### [本文抜粋]
□ □ □ □ □ □ □

カバレッジについて、体温の例は分かりやすかったです。そして、「テストの質がいかに優れているか自動的に評価できる方法はない」とのことだったので、定量的に測る方法が存在してほしかったと少し思いました…。できないことを知れたということでプラスに捉えます...!

学びになったこと(抜粋)

テストケースの質

  • カバレッジが低い=テストの質が悪い。そして、カバレッジが高い≠テストの質が良いとなる。
  • カバレッジが高いことは良いことだが、そのことを強制することは開発の妨げになる。
    • 例)病院での体温計測
      • 患者の体温を計測した際に、計測した結果の体温が高ければ、発熱していることがわかる。もし体温を下げることだけを目標としている場合、クーラーを使って冷たい風を浴びせ続けることで体温を下げれる。しかしこれは治療ではない
  • テストの質がいかに優れているか自動的に評価できる方法はない。

□ □ □ □ □ □ □

### [やること]
1) テストの質についての文章の「カバレッジについて、体温の例」から「い≠テストの質が良いとなる。」までを、一字も変えずに書き出してください。
2) 次の(a)〜(c)がテストの質についての文章の内容と合っているか、それぞれ「はい」か「いいえ」で答え、決め手となる本文の言葉をそのまま引用してください。
(a) カバレッジが低いことは、テストの質が悪いことを意味する。
(b) カバレッジが高ければ、テストの質は良いと言える。
(c) テストの質がどれだけ優れているかを自動で評価する方法がある。
3) テストの質についての文章を、最後の文の後から書き継いでください。

□ □ □ □ □ □ □

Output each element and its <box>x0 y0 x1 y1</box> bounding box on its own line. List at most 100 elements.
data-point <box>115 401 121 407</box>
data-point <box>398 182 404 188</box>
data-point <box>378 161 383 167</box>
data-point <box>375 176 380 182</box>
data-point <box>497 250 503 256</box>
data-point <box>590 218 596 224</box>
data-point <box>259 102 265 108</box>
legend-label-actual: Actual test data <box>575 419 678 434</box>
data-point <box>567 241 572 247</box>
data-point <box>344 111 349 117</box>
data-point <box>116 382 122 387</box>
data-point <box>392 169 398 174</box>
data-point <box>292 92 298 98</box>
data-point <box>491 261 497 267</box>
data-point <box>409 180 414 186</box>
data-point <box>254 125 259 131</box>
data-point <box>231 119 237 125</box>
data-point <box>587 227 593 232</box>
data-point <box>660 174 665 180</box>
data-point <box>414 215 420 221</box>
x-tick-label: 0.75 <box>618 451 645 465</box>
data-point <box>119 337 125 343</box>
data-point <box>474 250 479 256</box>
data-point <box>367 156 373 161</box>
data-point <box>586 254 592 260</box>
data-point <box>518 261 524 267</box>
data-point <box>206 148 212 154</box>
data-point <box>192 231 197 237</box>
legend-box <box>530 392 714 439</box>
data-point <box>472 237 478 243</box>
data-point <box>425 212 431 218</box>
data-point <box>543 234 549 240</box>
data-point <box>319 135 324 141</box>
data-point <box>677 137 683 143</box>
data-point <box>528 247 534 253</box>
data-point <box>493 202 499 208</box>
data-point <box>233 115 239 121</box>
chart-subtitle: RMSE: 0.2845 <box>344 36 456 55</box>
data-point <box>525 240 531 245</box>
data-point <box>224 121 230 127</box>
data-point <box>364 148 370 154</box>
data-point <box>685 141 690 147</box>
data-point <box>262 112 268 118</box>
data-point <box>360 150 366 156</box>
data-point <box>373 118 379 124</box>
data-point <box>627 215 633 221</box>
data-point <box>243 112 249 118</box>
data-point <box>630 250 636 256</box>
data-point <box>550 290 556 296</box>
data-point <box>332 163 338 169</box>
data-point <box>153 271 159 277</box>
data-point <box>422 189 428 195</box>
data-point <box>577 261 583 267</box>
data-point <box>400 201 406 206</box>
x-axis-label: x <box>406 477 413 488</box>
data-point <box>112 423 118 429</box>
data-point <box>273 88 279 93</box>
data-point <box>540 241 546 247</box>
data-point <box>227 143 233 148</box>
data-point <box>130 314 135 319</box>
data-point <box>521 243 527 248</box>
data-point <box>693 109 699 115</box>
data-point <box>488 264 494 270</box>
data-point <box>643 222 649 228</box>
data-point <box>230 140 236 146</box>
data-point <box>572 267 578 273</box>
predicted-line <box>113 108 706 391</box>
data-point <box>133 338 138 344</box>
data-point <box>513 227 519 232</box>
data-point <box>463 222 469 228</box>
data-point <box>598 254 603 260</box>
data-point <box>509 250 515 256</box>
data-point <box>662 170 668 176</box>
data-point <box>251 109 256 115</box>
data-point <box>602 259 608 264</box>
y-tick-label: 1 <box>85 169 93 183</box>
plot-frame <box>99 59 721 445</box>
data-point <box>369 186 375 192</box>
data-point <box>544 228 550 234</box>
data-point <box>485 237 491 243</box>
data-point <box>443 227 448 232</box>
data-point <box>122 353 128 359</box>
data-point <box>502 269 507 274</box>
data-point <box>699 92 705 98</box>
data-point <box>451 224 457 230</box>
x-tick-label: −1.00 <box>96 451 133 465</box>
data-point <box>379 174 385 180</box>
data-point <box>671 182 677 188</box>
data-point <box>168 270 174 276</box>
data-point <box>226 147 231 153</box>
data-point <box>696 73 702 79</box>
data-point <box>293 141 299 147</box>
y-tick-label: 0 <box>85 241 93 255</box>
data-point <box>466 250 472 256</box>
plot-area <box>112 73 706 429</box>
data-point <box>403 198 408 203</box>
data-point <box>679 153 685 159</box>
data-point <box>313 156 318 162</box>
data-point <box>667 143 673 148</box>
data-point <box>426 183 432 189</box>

□ □ □ □ □ □ □

### [解答]
1)
カバレッジについて、体温の例は分かりやすかったです。そして、「テストの質がいかに優れているか自動的に評価できる方法はない」とのことだったので、定量的に測る方法が存在してほしかったと少し思いました…。できないことを知れたということでプラスに捉えます...!

学びになったこと(抜粋)

テストケースの質

  • カバレッジが低い=テストの質が悪い。そして、カバレッジが高い≠テストの質が良いとなる。

2)
(a) はい。「カバレッジが低い=テストの質が悪い。」
(b) いいえ。「カバレッジが高い≠テストの質が良いとなる。」
(c) いいえ。「テストの質がいかに優れているか自動的に評価できる方法はない。」

3)
  • 優れたテストスイートの特長
    • テストすることが開発サイクルの中に組み込まれている
    • コードベースの特に重要な部分のみがテスト対象となっている
    • 最小限の保守コストで最大限の価値を生み出すようになっている
      • 価値があるテストケースを認識できること
      • 価値があるテストケースを作成できること

単体テストにおける古典学派とロンドン学派の違い

単体テストの定義(古典学派)

  1. 1単位の振る舞い (a unit of behavior) を検証すること
  2. 実行時間が短いこと
  3. 他のテストケースから隔離された状態で実行されること
    • テストケースを隔離する=各テストケースをお互いに影響を与えることなく個別実行できるようにする

単体テストの定義(ロンドン学派)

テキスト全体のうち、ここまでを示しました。